▶ _What you have to do_
Set down the material below in full, matching it exactly.

--- Start of Dataset excerpts ---

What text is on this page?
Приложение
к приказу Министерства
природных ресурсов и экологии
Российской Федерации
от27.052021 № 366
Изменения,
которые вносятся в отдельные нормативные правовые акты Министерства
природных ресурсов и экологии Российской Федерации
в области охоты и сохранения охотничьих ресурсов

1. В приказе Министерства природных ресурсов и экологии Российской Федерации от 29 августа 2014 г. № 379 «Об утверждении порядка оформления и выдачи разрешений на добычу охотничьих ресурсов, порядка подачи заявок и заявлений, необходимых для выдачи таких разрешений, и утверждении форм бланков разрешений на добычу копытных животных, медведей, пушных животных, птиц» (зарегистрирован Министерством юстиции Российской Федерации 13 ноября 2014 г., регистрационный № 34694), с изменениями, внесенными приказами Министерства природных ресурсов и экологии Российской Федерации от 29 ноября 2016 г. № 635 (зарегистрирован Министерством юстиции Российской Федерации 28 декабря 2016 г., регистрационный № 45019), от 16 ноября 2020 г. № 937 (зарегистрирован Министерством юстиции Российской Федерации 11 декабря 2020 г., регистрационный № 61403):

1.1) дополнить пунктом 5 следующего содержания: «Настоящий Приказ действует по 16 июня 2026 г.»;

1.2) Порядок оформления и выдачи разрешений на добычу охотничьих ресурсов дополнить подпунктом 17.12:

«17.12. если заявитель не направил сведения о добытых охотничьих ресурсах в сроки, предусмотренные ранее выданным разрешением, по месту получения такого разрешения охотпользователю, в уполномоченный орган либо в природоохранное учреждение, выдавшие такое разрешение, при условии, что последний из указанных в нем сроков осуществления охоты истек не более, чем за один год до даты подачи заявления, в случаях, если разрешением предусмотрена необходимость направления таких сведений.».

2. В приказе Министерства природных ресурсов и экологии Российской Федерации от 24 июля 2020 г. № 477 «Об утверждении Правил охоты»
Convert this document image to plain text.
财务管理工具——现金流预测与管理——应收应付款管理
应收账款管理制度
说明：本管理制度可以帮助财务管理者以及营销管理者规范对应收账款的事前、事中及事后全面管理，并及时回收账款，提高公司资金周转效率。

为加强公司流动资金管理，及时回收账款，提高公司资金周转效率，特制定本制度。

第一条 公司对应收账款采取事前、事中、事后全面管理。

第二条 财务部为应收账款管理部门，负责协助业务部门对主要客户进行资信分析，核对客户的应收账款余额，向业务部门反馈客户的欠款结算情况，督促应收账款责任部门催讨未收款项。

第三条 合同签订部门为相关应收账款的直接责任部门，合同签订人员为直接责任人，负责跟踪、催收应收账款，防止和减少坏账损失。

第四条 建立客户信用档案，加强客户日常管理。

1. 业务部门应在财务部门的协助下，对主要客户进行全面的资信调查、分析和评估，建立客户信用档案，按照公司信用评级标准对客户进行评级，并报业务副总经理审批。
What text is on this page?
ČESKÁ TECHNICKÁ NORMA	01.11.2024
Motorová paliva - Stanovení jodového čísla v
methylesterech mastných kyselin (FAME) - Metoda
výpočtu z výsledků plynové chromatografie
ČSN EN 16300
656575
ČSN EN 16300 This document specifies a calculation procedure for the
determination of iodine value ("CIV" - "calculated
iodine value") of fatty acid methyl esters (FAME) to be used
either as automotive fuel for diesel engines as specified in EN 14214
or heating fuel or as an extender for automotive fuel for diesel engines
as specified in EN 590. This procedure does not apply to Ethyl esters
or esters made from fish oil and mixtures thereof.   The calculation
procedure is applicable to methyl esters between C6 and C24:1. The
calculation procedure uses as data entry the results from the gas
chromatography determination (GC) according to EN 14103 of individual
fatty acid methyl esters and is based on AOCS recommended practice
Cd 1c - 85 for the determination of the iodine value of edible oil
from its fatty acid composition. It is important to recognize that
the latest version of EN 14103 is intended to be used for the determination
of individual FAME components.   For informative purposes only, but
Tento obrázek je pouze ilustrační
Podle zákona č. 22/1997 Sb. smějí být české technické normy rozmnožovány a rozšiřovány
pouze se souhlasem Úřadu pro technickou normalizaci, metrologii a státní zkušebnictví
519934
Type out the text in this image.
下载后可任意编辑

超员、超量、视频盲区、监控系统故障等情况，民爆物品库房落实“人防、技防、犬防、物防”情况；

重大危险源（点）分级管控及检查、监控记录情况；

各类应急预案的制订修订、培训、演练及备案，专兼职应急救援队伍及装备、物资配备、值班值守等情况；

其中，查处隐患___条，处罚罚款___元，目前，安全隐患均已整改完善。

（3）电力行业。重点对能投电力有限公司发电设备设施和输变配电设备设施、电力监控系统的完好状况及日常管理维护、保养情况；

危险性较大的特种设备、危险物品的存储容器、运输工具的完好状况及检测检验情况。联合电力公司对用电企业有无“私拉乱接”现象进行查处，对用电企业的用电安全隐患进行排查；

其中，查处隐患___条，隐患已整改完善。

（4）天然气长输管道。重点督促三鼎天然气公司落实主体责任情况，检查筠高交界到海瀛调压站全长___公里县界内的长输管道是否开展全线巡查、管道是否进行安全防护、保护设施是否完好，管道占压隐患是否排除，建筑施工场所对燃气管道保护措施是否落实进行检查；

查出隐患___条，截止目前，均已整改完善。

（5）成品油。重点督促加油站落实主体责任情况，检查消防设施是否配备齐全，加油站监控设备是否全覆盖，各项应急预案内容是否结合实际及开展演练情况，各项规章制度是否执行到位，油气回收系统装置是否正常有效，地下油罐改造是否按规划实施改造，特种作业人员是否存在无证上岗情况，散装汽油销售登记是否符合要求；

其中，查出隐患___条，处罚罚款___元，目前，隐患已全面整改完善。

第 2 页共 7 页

--- End of Dataset excerpts ---

▶ _Answer to the problem_
What text is on this page?
Приложение
к приказу Министерства
природных ресурсов и экологии
Российской Федерации
от27.052021 № 366
Изменения,
которые вносятся в отдельные нормативные правовые акты Министерства
природных ресурсов и экологии Российской Федерации
в области охоты и сохранения охотничьих ресурсов

1. В приказе Министерства природных ресурсов и экологии Российской Федерации от 29 августа 2014 г. № 379 «Об утверждении порядка оформления и выдачи разрешений на добычу охотничьих ресурсов, порядка подачи заявок и заявлений, необходимых для выдачи таких разрешений, и утверждении форм бланков разрешений на добычу копытных животных, медведей, пушных животных, птиц» (зарегистрирован Министерством юстиции Российской Федерации 13 ноября 2014 г., регистрационный № 34694), с изменениями, внесенными приказами Министерства природных ресурсов и экологии Российской Федерации от 29 ноября 2016 г. № 635 (зарегистрирован Министерством юстиции Российской Федерации 28 декабря 2016 г., регистрационный № 45019), от 16 ноября 2020 г. № 937 (зарегистрирован Министерством юстиции Российской Федерации 11 декабря 2020 г., регистрационный № 61403):

1.1) дополнить пунктом 5 следующего содержания: «Настоящий Приказ действует по 16 июня 2026 г.»;

1.2) Порядок оформления и выдачи разрешений на добычу охотничьих ресурсов дополнить подпунктом 17.12:

«17.12. если заявитель не направил сведения о добытых охотничьих ресурсах в сроки, предусмотренные ранее выданным разрешением, по месту получения такого разрешения охотпользователю, в уполномоченный орган либо в природоохранное учреждение, выдавшие такое разрешение, при условии, что последний из указанных в нем сроков осуществления охоты истек не более, чем за один год до даты подачи заявления, в случаях, если разрешением предусмотрена необходимость направления таких сведений.».

2. В приказе Министерства природных ресурсов и экологии Российской Федерации от 24 июля 2020 г. № 477 «Об утверждении Правил охоты»
Convert this document image to plain text.
财务管理工具——现金流预测与管理——应收应付款管理
应收账款管理制度
说明：本管理制度可以帮助财务管理者以及营销管理者规范对应收账款的事前、事中及事后全面管理，并及时回收账款，提高公司资金周转效率。

为加强公司流动资金管理，及时回收账款，提高公司资金周转效率，特制定本制度。

第一条 公司对应收账款采取事前、事中、事后全面管理。

第二条 财务部为应收账款管理部门，负责协助业务部门对主要客户进行资信分析，核对客户的应收账款余额，向业务部门反馈客户的欠款结算情况，督促应收账款责任部门催讨未收款项。

第三条 合同签订部门为相关应收账款的直接责任部门，合同签订人员为直接责任人，负责跟踪、催收应收账款，防止和减少坏账损失。

第四条 建立客户信用档案，加强客户日常管理。

1. 业务部门应在财务部门的协助下，对主要客户进行全面的资信调查、分析和评估，建立客户信用档案，按照公司信用评级标准对客户进行评级，并报业务副总经理审批。
What text is on this page?
ČESKÁ TECHNICKÁ NORMA	01.11.2024
Motorová paliva - Stanovení jodového čísla v
methylesterech mastných kyselin (FAME) - Metoda
výpočtu z výsledků plynové chromatografie
ČSN EN 16300
656575
ČSN EN 16300 This document specifies a calculation procedure for the
determination of iodine value ("CIV" - "calculated
iodine value") of fatty acid methyl esters (FAME) to be used
either as automotive fuel for diesel engines as specified in EN 14214
or heating fuel or as an extender for automotive fuel for diesel engines
as specified in EN 590. This procedure does not apply to Ethyl esters
or esters made from fish oil and mixtures thereof.   The calculation
procedure is applicable to methyl esters between C6 and C24:1. The
calculation procedure uses as data entry the results from the gas
chromatography determination (GC) according to EN 14103 of individual
fatty acid methyl esters and is based on AOCS recommended practice
Cd 1c - 85 for the determination of the iodine value of edible oil
from its fatty acid composition. It is important to recognize that
the latest version of EN 14103 is intended to be used for the determination
of individual FAME components.   For informative purposes only, but
Tento obrázek je pouze ilustrační
Podle zákona č. 22/1997 Sb. smějí být české technické normy rozmnožovány a rozšiřovány
pouze se souhlasem Úřadu pro technickou normalizaci, metrologii a státní zkušebnictví
519934
Type out the text in this image.
下载后可任意编辑

超员、超量、视频盲区、监控系统故障等情况，民爆物品库房落实“人防、技防、犬防、物防”情况；

重大危险源（点）分级管控及检查、监控记录情况；

各类应急预案的制订修订、培训、演练及备案，专兼职应急救援队伍及装备、物资配备、值班值守等情况；

其中，查处隐患___条，处罚罚款___元，目前，安全隐患均已整改完善。

（3）电力行业。重点对能投电力有限公司发电设备设施和输变配电设备设施、电力监控系统的完好状况及日常管理维护、保养情况；

危险性较大的特种设备、危险物品的存储容器、运输工具的完好状况及检测检验情况。联合电力公司对用电企业有无“私拉乱接”现象进行查处，对用电企业的用电安全隐患进行排查；

其中，查处隐患___条，隐患已整改完善。

（4）天然气长输管道。重点督促三鼎天然气公司落实主体责任情况，检查筠高交界到海瀛调压站全长___公里县界内的长输管道是否开展全线巡查、管道是否进行安全防护、保护设施是否完好，管道占压隐患是否排除，建筑施工场所对燃气管道保护措施是否落实进行检查；

查出隐患___条，截止目前，均已整改完善。

（5）成品油。重点督促加油站落实主体责任情况，检查消防设施是否配备齐全，加油站监控设备是否全覆盖，各项应急预案内容是否结合实际及开展演练情况，各项规章制度是否执行到位，油气回收系统装置是否正常有效，地下油罐改造是否按规划实施改造，特种作业人员是否存在无证上岗情况，散装汽油销售登记是否符合要求；

其中，查出隐患___条，处罚罚款___元，目前，隐患已全面整改完善。

第 2 页共 7 页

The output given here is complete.